Task prompt -
Copy out each line of the material below that holds the string "Sarah".

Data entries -
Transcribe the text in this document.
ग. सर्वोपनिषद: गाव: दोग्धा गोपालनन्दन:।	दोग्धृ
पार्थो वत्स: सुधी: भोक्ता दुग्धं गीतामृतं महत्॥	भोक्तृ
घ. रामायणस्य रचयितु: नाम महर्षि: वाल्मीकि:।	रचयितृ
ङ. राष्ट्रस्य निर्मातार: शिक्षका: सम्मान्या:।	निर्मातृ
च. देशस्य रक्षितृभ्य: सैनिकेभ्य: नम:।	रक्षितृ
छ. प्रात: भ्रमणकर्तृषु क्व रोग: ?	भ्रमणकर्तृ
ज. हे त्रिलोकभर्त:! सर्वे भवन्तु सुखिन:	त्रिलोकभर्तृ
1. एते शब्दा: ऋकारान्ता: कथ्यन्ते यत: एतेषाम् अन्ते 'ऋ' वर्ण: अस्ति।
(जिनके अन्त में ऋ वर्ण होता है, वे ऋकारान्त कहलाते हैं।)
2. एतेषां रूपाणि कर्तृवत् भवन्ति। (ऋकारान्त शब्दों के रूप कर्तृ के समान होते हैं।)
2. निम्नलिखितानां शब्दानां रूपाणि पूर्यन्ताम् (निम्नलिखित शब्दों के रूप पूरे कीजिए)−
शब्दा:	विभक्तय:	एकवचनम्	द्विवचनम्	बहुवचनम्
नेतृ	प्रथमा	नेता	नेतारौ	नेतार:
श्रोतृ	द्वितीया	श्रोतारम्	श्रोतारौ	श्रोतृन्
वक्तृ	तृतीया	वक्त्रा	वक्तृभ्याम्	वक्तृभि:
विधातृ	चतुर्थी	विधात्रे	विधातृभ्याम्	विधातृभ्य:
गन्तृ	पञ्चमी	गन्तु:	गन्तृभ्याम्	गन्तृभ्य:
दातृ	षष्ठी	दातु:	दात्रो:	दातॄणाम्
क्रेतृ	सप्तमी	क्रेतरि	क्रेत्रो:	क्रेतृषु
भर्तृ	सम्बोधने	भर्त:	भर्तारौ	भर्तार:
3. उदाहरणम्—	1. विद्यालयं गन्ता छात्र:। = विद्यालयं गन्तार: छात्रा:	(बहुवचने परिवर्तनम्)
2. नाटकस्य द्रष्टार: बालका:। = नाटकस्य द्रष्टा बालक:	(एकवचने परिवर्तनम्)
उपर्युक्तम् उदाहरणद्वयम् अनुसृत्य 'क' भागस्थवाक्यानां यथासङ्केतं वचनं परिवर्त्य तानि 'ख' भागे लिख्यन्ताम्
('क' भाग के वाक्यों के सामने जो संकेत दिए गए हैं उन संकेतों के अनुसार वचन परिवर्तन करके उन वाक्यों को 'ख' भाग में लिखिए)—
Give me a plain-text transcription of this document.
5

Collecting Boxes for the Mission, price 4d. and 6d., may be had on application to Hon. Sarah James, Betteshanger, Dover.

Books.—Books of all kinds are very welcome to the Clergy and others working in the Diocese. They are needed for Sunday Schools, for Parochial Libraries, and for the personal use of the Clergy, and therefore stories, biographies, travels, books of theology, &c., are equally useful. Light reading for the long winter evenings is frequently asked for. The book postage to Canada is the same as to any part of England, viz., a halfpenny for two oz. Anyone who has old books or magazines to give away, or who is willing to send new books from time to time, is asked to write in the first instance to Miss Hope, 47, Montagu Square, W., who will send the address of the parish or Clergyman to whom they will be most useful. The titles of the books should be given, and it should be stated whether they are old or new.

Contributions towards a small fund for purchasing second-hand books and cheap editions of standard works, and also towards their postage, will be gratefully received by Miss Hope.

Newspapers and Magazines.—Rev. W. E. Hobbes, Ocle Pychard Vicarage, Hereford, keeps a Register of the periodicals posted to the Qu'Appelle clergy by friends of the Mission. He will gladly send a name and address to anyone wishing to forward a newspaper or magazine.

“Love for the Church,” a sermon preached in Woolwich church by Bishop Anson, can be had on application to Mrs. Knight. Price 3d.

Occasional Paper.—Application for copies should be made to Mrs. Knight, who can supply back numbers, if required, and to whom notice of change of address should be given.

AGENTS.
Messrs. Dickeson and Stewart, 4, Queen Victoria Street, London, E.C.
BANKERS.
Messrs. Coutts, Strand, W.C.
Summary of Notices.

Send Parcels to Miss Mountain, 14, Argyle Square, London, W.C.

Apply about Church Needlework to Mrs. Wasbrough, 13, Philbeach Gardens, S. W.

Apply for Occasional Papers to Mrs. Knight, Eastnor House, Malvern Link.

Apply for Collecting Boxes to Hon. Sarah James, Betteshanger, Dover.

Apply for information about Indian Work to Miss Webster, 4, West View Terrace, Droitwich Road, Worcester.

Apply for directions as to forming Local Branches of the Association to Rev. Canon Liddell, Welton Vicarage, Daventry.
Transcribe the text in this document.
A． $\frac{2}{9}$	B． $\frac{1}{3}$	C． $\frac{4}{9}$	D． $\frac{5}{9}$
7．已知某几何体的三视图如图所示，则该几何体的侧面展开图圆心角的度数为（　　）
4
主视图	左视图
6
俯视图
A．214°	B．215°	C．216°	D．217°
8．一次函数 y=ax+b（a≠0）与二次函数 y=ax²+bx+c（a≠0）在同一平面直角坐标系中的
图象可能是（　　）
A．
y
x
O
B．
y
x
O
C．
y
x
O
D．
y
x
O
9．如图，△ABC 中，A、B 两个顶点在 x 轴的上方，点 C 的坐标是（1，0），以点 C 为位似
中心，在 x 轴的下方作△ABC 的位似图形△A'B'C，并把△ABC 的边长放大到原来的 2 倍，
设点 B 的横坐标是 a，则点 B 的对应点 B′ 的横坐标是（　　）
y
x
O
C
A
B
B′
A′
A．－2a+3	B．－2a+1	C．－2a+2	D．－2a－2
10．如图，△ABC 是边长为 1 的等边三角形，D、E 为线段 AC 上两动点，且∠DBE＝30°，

Solution -
Collecting Boxes for the Mission, price 4d. and 6d., may be had on application to Hon. Sarah James, Betteshanger, Dover.
Apply for Collecting Boxes to Hon. Sarah James, Betteshanger, Dover.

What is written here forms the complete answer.